> [WHAT YOU ARE ASKED TO DO] Revise the rows below so that every occurrence of "bbox" becomes "bounding box", keeping everything else unchanged. Omit the pictures from your answer.

> [EXTRACTED MATERIAL]
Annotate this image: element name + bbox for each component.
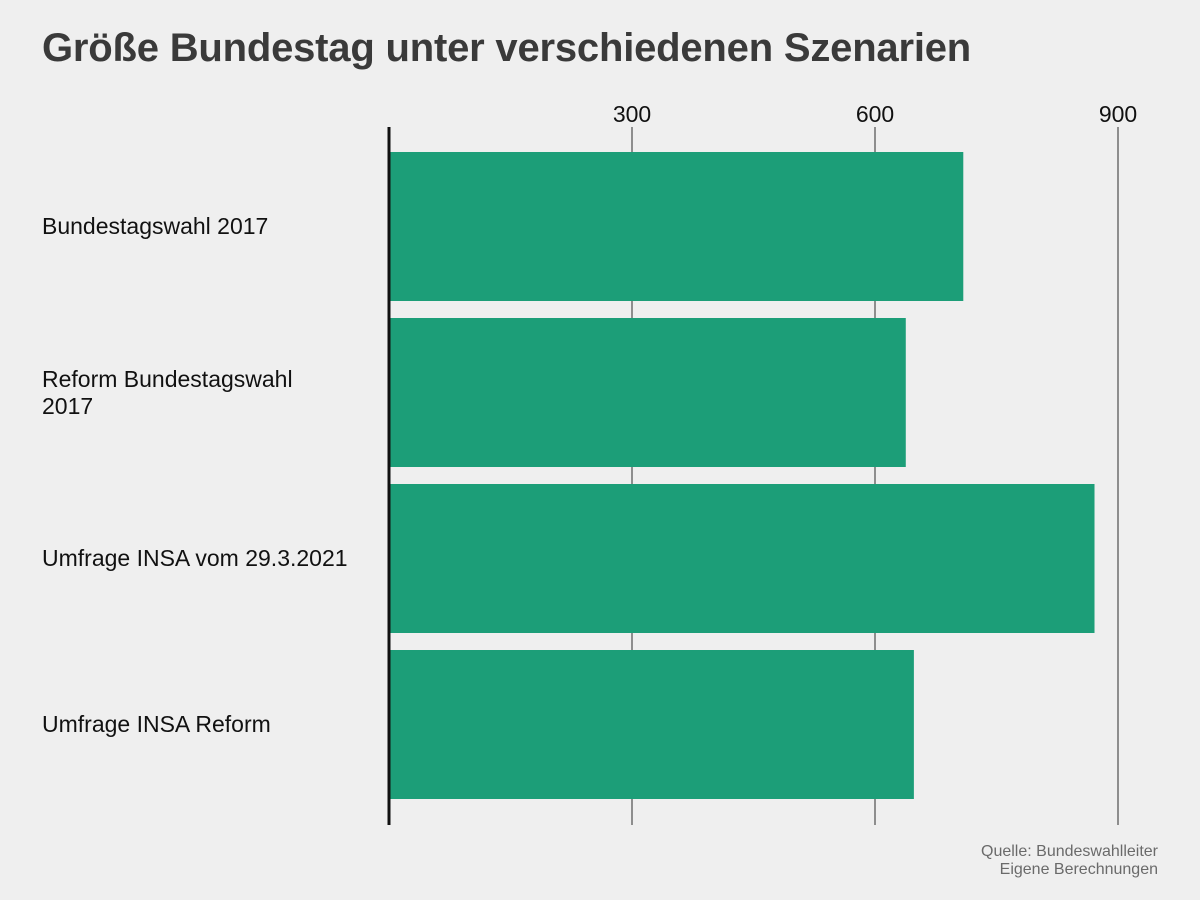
category-label: Reform Bundestagswahl 2017 — [42, 365, 293, 419]
bar — [389, 318, 906, 467]
source-note: Quelle: Bundeswahlleiter Eigene Berechnu… — [981, 843, 1158, 879]
x-tick-label: 300 — [613, 101, 651, 127]
source-line-1: Quelle: Bundeswahlleiter — [981, 843, 1158, 860]
bars — [389, 152, 1095, 799]
category-label: Umfrage INSA Reform — [42, 711, 271, 737]
category-label: Umfrage INSA vom 29.3.2021 — [42, 545, 348, 571]
x-tick-labels: 300 600 900 — [613, 101, 1137, 127]
x-tick-label: 600 — [856, 101, 894, 127]
source-line-2: Eigene Berechnungen — [999, 861, 1158, 878]
bar — [389, 152, 964, 301]
bar — [389, 484, 1095, 633]
x-tick-label: 900 — [1099, 101, 1137, 127]
bar — [389, 650, 914, 799]
chart-title: Größe Bundestag unter verschiedenen Szen… — [42, 26, 972, 70]
category-label: Bundestagswahl 2017 — [42, 213, 269, 239]
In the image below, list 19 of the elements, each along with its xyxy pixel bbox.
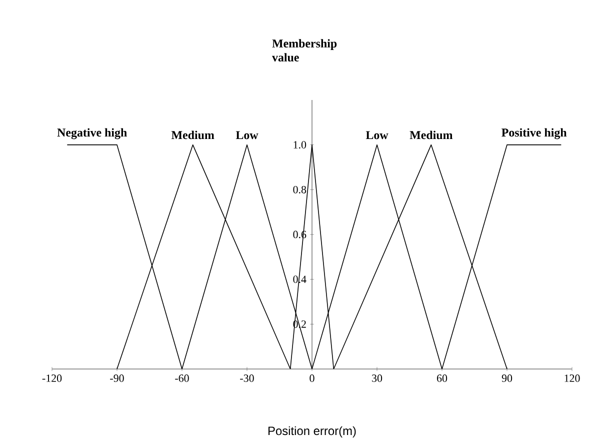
x-tick-label: 90 (502, 374, 512, 382)
x-tick-label: 60 (436, 374, 448, 382)
series-label: Medium (171, 130, 214, 140)
x-tick-label: -30 (240, 374, 254, 382)
x-tick-label: 30 (372, 374, 382, 382)
x-tick-label: -60 (175, 374, 189, 382)
x-tick-label: -90 (110, 374, 124, 382)
series-label: Positive high (502, 128, 567, 140)
series-label: Low (366, 131, 388, 140)
series-label: Medium (410, 130, 453, 140)
y-axis-title: Membership value (272, 39, 337, 62)
series-label: Negative high (57, 128, 127, 140)
y-tick-label: 1.0 (294, 141, 306, 149)
y-tick-label: 0.8 (293, 186, 306, 194)
x-axis-title: Position error(m) (268, 426, 356, 438)
x-tick-label: 120 (564, 374, 580, 382)
x-tick-label: 0 (310, 374, 314, 382)
x-tick-label: -120 (42, 374, 62, 382)
series-label: Low (236, 131, 258, 140)
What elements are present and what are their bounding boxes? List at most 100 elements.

> [SOLUTION TO THE EXERCISE]
Annotate this image: element name + bounding box for each component.
category-label: Reform Bundestagswahl 2017 — [42, 365, 293, 419]
bar — [389, 318, 906, 467]
source-note: Quelle: Bundeswahlleiter Eigene Berechnu… — [981, 843, 1158, 879]
x-tick-label: 300 — [613, 101, 651, 127]
source-line-1: Quelle: Bundeswahlleiter — [981, 843, 1158, 860]
bars — [389, 152, 1095, 799]
category-label: Umfrage INSA Reform — [42, 711, 271, 737]
category-label: Umfrage INSA vom 29.3.2021 — [42, 545, 348, 571]
x-tick-labels: 300 600 900 — [613, 101, 1137, 127]
x-tick-label: 600 — [856, 101, 894, 127]
source-line-2: Eigene Berechnungen — [999, 861, 1158, 878]
bar — [389, 152, 964, 301]
bar — [389, 484, 1095, 633]
x-tick-label: 900 — [1099, 101, 1137, 127]
bar — [389, 650, 914, 799]
chart-title: Größe Bundestag unter verschiedenen Szen… — [42, 26, 972, 70]
category-label: Bundestagswahl 2017 — [42, 213, 269, 239]
In the image below, list 19 of the elements, each along with its xyxy pixel bounding box.
x-tick-label: 90 (502, 374, 512, 382)
x-tick-label: 60 (436, 374, 448, 382)
series-label: Medium (171, 130, 214, 140)
x-tick-label: -30 (240, 374, 254, 382)
x-tick-label: 30 (372, 374, 382, 382)
x-tick-label: -60 (175, 374, 189, 382)
x-tick-label: -90 (110, 374, 124, 382)
series-label: Positive high (502, 128, 567, 140)
series-label: Low (366, 131, 388, 140)
series-label: Medium (410, 130, 453, 140)
y-axis-title: Membership value (272, 39, 337, 62)
series-label: Negative high (57, 128, 127, 140)
y-tick-label: 1.0 (294, 141, 306, 149)
y-tick-label: 0.8 (293, 186, 306, 194)
x-axis-title: Position error(m) (268, 426, 356, 438)
x-tick-label: 120 (564, 374, 580, 382)
x-tick-label: 0 (310, 374, 314, 382)
x-tick-label: -120 (42, 374, 62, 382)
series-label: Low (236, 131, 258, 140)
What elements are present and what are their bounding boxes? List at most 100 elements.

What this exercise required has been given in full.